**Job:** Skip all pictures, then print the remaining material exactly.
---------- Material for this exercise
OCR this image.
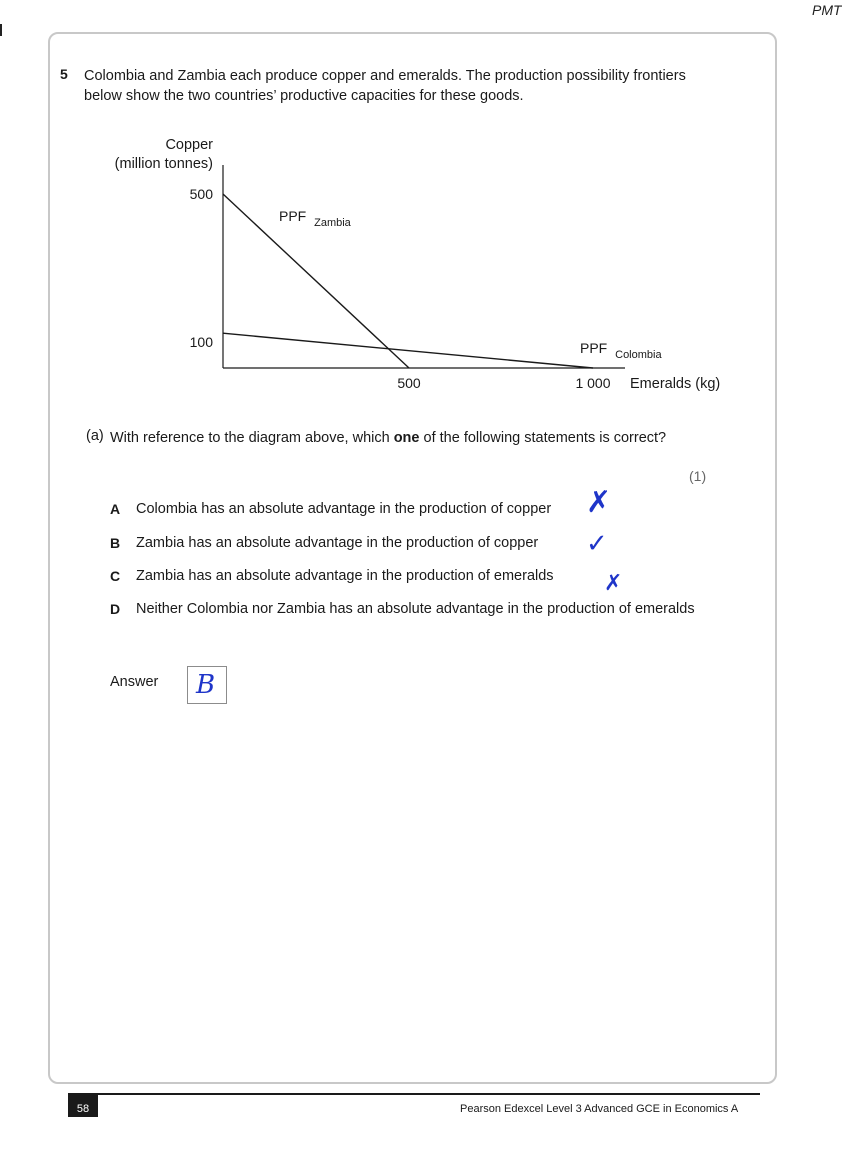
PMT
5 Colombia and Zambia each produce copper and emeralds. The production possibility frontiers below show the two countries’ productive capacities for these goods.
Copper
(million tonnes)
500
100
500	1 000 Emeralds (kg)
PPF $_{Zambia}$
PPF $_{Colombia}$
(a) With reference to the diagram above, which one of the following statements is correct?
(1)
A Colombia has an absolute advantage in the production of copper	✗
B Zambia has an absolute advantage in the production of copper	✓
C Zambia has an absolute advantage in the production of emeralds	✗
D Neither Colombia nor Zambia has an absolute advantage in the production of emeralds
Answer B
58	Pearson Edexcel Level 3 Advanced GCE in Economics A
--------------------
**Response to this exercise:**
OCR this image.
PMT
5 Colombia and Zambia each produce copper and emeralds. The production possibility frontiers below show the two countries’ productive capacities for these goods.
Copper
(million tonnes)
500
100
500	1 000 Emeralds (kg)
PPF $_{Zambia}$
PPF $_{Colombia}$
(a) With reference to the diagram above, which one of the following statements is correct?
(1)
A Colombia has an absolute advantage in the production of copper	✗
B Zambia has an absolute advantage in the production of copper	✓
C Zambia has an absolute advantage in the production of emeralds	✗
D Neither Colombia nor Zambia has an absolute advantage in the production of emeralds
Answer B
58	Pearson Edexcel Level 3 Advanced GCE in Economics A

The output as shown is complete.